* Stored records:

---

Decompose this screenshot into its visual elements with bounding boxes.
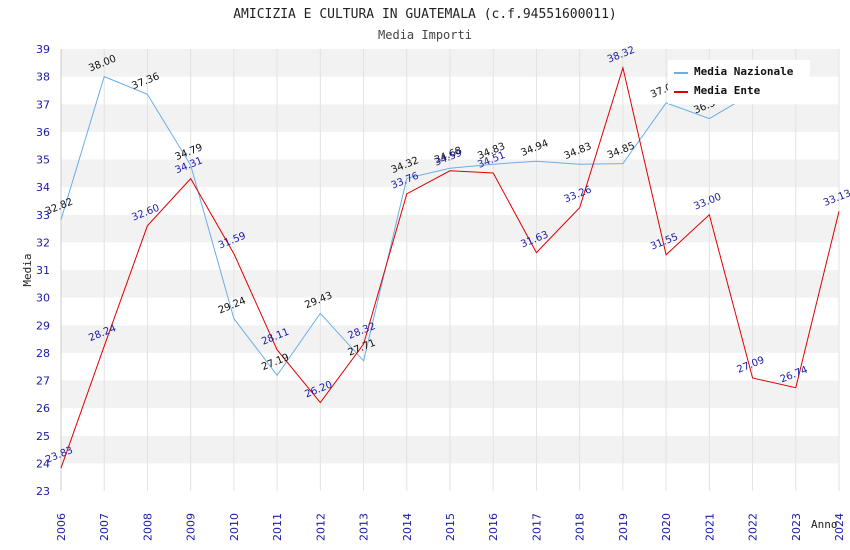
y-tick-label: 29	[36, 319, 50, 332]
y-tick-label: 33	[36, 209, 50, 222]
y-tick-label: 36	[36, 126, 50, 139]
x-tick-label: 2022	[747, 513, 760, 541]
legend: Media Nazionale Media Ente	[668, 60, 810, 104]
x-tick-label: 2014	[401, 513, 414, 541]
x-tick-label: 2008	[141, 513, 154, 541]
y-tick-label: 24	[36, 457, 50, 470]
x-tick-label: 2015	[444, 513, 457, 541]
series-group	[60, 65, 840, 469]
x-tick-label: 2023	[790, 513, 803, 541]
y-tick-label: 34	[36, 181, 50, 194]
x-axis: 2006 2007 2008 2009 2010 2011 2012 2013 2014 2015…	[55, 513, 846, 541]
legend-box	[668, 60, 810, 104]
y-tick-label: 25	[36, 430, 50, 443]
x-tick-label: 2013	[358, 513, 371, 541]
y-tick-label: 37	[36, 98, 50, 111]
x-axis-label: Anno	[811, 518, 838, 531]
legend-label-ente: Media Ente	[694, 84, 761, 97]
y-axis-label: Media	[21, 253, 34, 286]
legend-label-nazionale: Media Nazionale	[694, 65, 794, 78]
x-tick-label: 2024	[833, 513, 846, 541]
y-tick-label: 30	[36, 292, 50, 305]
y-tick-label: 27	[36, 375, 50, 388]
y-tick-label: 32	[36, 236, 50, 249]
y-tick-label: 26	[36, 402, 50, 415]
y-tick-label: 35	[36, 154, 50, 167]
y-tick-label: 23	[36, 485, 50, 498]
x-tick-label: 2021	[703, 513, 716, 541]
x-tick-label: 2017	[530, 513, 543, 541]
series-line-media-ente	[60, 65, 840, 469]
y-tick-label: 38	[36, 71, 50, 84]
series-line-media-nazionale	[60, 75, 753, 377]
x-tick-label: 2012	[314, 513, 327, 541]
x-tick-label: 2018	[574, 513, 587, 541]
y-axis: 23 24 25 26 27 28 29 30 31 32 33 34 35 36 37 38 39	[36, 43, 50, 498]
y-tick-label: 31	[36, 264, 50, 277]
y-tick-label: 39	[36, 43, 50, 56]
x-tick-label: 2009	[185, 513, 198, 541]
x-tick-label: 2019	[617, 513, 630, 541]
x-tick-label: 2020	[660, 513, 673, 541]
plot-background	[60, 49, 840, 491]
x-tick-label: 2007	[98, 513, 111, 541]
chart-title: AMICIZIA E CULTURA IN GUATEMALA (c.f.945…	[233, 7, 617, 22]
x-tick-label: 2011	[271, 513, 284, 541]
chart-subtitle: Media Importi	[378, 28, 472, 42]
x-tick-label: 2016	[487, 513, 500, 541]
y-tick-label: 28	[36, 347, 50, 360]
x-tick-label: 2006	[55, 513, 68, 541]
x-tick-label: 2010	[228, 513, 241, 541]
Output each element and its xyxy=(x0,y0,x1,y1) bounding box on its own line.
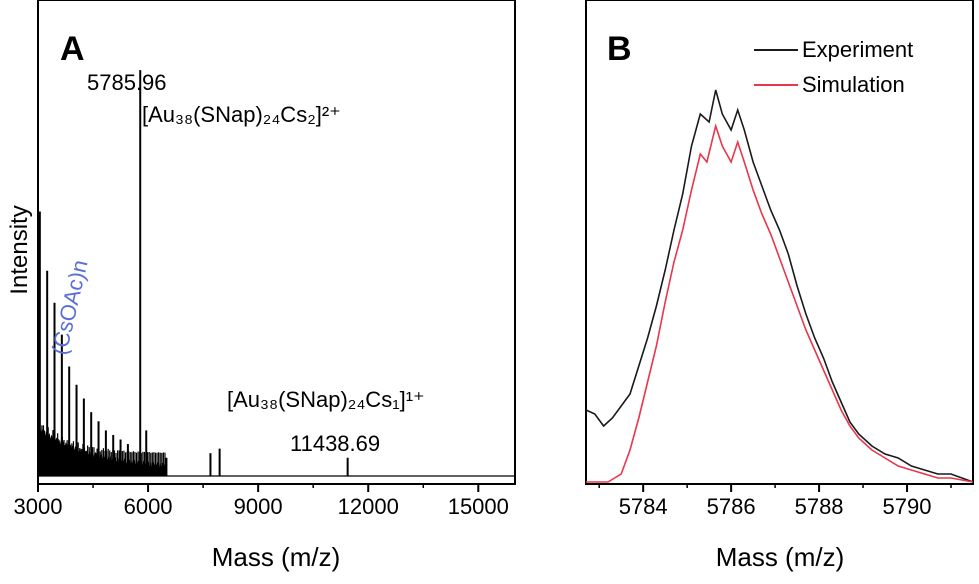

---

* Exercise instructions:
Find each row of the records above that contains the string "line", and copy those rows.

* Result of this task:
series-line-media-ente	[60, 65, 840, 469]
series-line-media-nazionale	[60, 75, 753, 377]
Output each element and its xyxy=(x0,y0,x1,y1) bounding box on its own line.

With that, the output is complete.